What this task involves: Repeat each entry as written, dropping any picture you find.

Data records
★ ★ ★ ★

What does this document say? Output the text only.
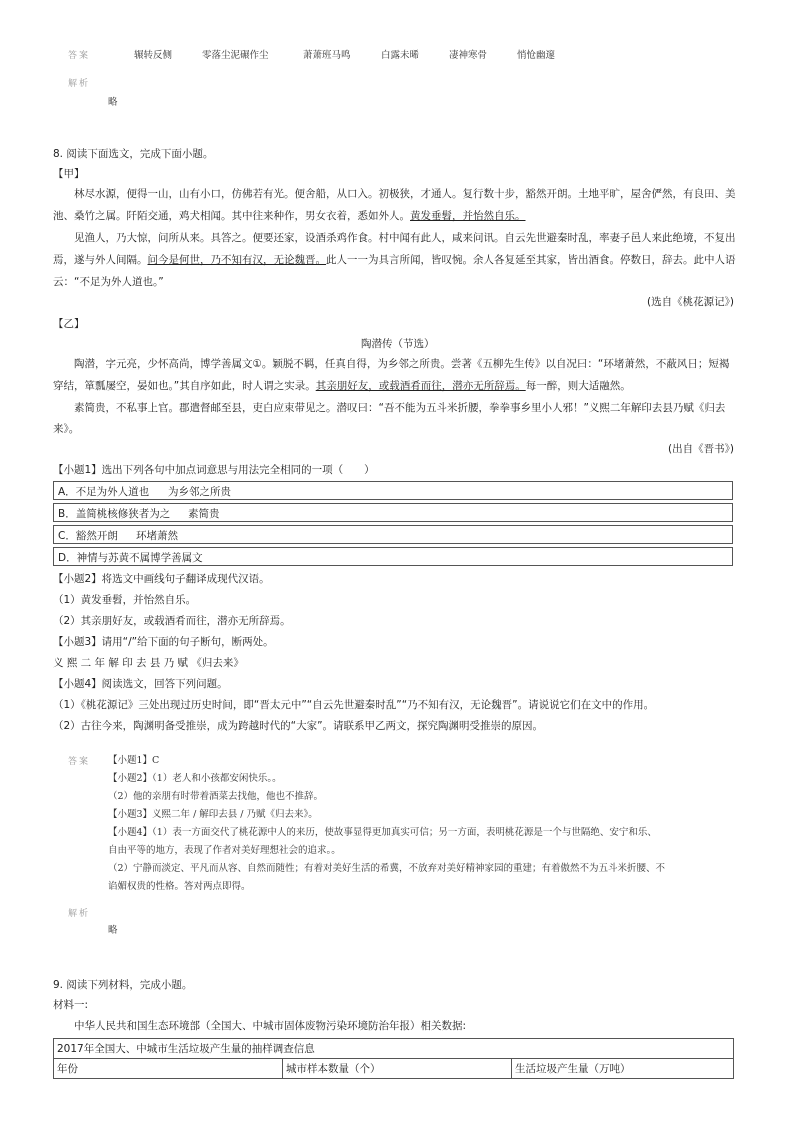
答案	辗转反侧	零落尘泥碾作尘	萧萧班马鸣	白露未晞	凄神寒骨	悄怆幽邃
解析
略
8. 阅读下面选文，完成下面小题。
【甲】
林尽水源，便得一山，山有小口，仿佛若有光。便舍船，从口入。初极狭，才通人。复行数十步，豁然开朗。土地平旷，屋舍俨然，有良田、美
池、桑竹之属。阡陌交通，鸡犬相闻。其中往来种作，男女衣着，悉如外人。黄发垂髫，并怡然自乐。
见渔人，乃大惊，问所从来。具答之。便要还家，设酒杀鸡作食。村中闻有此人，咸来问讯。自云先世避秦时乱，率妻子邑人来此绝境，不复出
焉，遂与外人间隔。问今是何世，乃不知有汉，无论魏晋。此人一一为具言所闻，皆叹惋。余人各复延至其家，皆出酒食。停数日，辞去。此中人语
云：“不足为外人道也。”
(选自《桃花源记》)
【乙】
陶潜传（节选）
陶潜，字元亮，少怀高尚，博学善属文①。颖脱不羁，任真自得，为乡邻之所贵。尝著《五柳先生传》以自况曰：“环堵萧然，不蔽风日；短褐
穿结，箪瓢屡空，晏如也。”其自序如此，时人谓之实录。其亲朋好友，或载酒肴而往，潜亦无所辞焉。每一醉，则大适融然。
素简贵，不私事上官。郡遣督邮至县，吏白应束带见之。潜叹曰：“吾不能为五斗米折腰，拳拳事乡里小人邪！”义熙二年解印去县乃赋《归去
来》。
(出自《晋书》)
【小题1】选出下列各句中加点词意思与用法完全相同的一项（　　）
A．不足为外人道也 为乡邻之所贵
B．盖简桃核修狭者为之 素简贵
C．豁然开朗 环堵萧然
D．神情与苏黄不属博学善属文
【小题2】将选文中画线句子翻译成现代汉语。
（1）黄发垂髫，并怡然自乐。
（2）其亲朋好友，或载酒肴而往，潜亦无所辞焉。
【小题3】请用“/”给下面的句子断句，断两处。
义 熙 二 年 解 印 去 县 乃 赋 《归去来》
【小题4】阅读选文，回答下列问题。
（1）《桃花源记》三处出现过历史时间，即“晋太元中”“自云先世避秦时乱”“乃不知有汉，无论魏晋”。请说说它们在文中的作用。
（2）古往今来，陶渊明备受推崇，成为跨越时代的“大家”。请联系甲乙两文，探究陶渊明受推崇的原因。
答案 【小题1】C
【小题2】（1）老人和小孩都安闲快乐。。
（2）他的亲朋有时带着酒菜去找他，他也不推辞。
【小题3】义熙二年 / 解印去县 / 乃赋《归去来》。
【小题4】（1）表一方面交代了桃花源中人的来历，使故事显得更加真实可信；另一方面，表明桃花源是一个与世隔绝、安宁和乐、
自由平等的地方，表现了作者对美好理想社会的追求。。
（2）宁静而淡定、平凡而从容、自然而随性；有着对美好生活的希冀，不放弃对美好精神家园的重建；有着傲然不为五斗米折腰、不
谄媚权贵的性格。答对两点即得。
解析
略
9. 阅读下列材料，完成小题。
材料一:
中华人民共和国生态环境部（全国大、中城市固体废物污染环境防治年报）相关数据:
2017年全国大、中城市生活垃圾产生量的抽样调查信息
年份	城市样本数量（个）	生活垃圾产生量（万吨）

★ ★ ★ ★

Final answer:
What does this document say? Output the text only.
答案	辗转反侧	零落尘泥碾作尘	萧萧班马鸣	白露未晞	凄神寒骨	悄怆幽邃
解析
略
8. 阅读下面选文，完成下面小题。
【甲】
林尽水源，便得一山，山有小口，仿佛若有光。便舍船，从口入。初极狭，才通人。复行数十步，豁然开朗。土地平旷，屋舍俨然，有良田、美
池、桑竹之属。阡陌交通，鸡犬相闻。其中往来种作，男女衣着，悉如外人。黄发垂髫，并怡然自乐。
见渔人，乃大惊，问所从来。具答之。便要还家，设酒杀鸡作食。村中闻有此人，咸来问讯。自云先世避秦时乱，率妻子邑人来此绝境，不复出
焉，遂与外人间隔。问今是何世，乃不知有汉，无论魏晋。此人一一为具言所闻，皆叹惋。余人各复延至其家，皆出酒食。停数日，辞去。此中人语
云：“不足为外人道也。”
(选自《桃花源记》)
【乙】
陶潜传（节选）
陶潜，字元亮，少怀高尚，博学善属文①。颖脱不羁，任真自得，为乡邻之所贵。尝著《五柳先生传》以自况曰：“环堵萧然，不蔽风日；短褐
穿结，箪瓢屡空，晏如也。”其自序如此，时人谓之实录。其亲朋好友，或载酒肴而往，潜亦无所辞焉。每一醉，则大适融然。
素简贵，不私事上官。郡遣督邮至县，吏白应束带见之。潜叹曰：“吾不能为五斗米折腰，拳拳事乡里小人邪！”义熙二年解印去县乃赋《归去
来》。
(出自《晋书》)
【小题1】选出下列各句中加点词意思与用法完全相同的一项（　　）
A．不足为外人道也 为乡邻之所贵
B．盖简桃核修狭者为之 素简贵
C．豁然开朗 环堵萧然
D．神情与苏黄不属博学善属文
【小题2】将选文中画线句子翻译成现代汉语。
（1）黄发垂髫，并怡然自乐。
（2）其亲朋好友，或载酒肴而往，潜亦无所辞焉。
【小题3】请用“/”给下面的句子断句，断两处。
义 熙 二 年 解 印 去 县 乃 赋 《归去来》
【小题4】阅读选文，回答下列问题。
（1）《桃花源记》三处出现过历史时间，即“晋太元中”“自云先世避秦时乱”“乃不知有汉，无论魏晋”。请说说它们在文中的作用。
（2）古往今来，陶渊明备受推崇，成为跨越时代的“大家”。请联系甲乙两文，探究陶渊明受推崇的原因。
答案 【小题1】C
【小题2】（1）老人和小孩都安闲快乐。。
（2）他的亲朋有时带着酒菜去找他，他也不推辞。
【小题3】义熙二年 / 解印去县 / 乃赋《归去来》。
【小题4】（1）表一方面交代了桃花源中人的来历，使故事显得更加真实可信；另一方面，表明桃花源是一个与世隔绝、安宁和乐、
自由平等的地方，表现了作者对美好理想社会的追求。。
（2）宁静而淡定、平凡而从容、自然而随性；有着对美好生活的希冀，不放弃对美好精神家园的重建；有着傲然不为五斗米折腰、不
谄媚权贵的性格。答对两点即得。
解析
略
9. 阅读下列材料，完成小题。
材料一:
中华人民共和国生态环境部（全国大、中城市固体废物污染环境防治年报）相关数据:
2017年全国大、中城市生活垃圾产生量的抽样调查信息
年份	城市样本数量（个）	生活垃圾产生量（万吨）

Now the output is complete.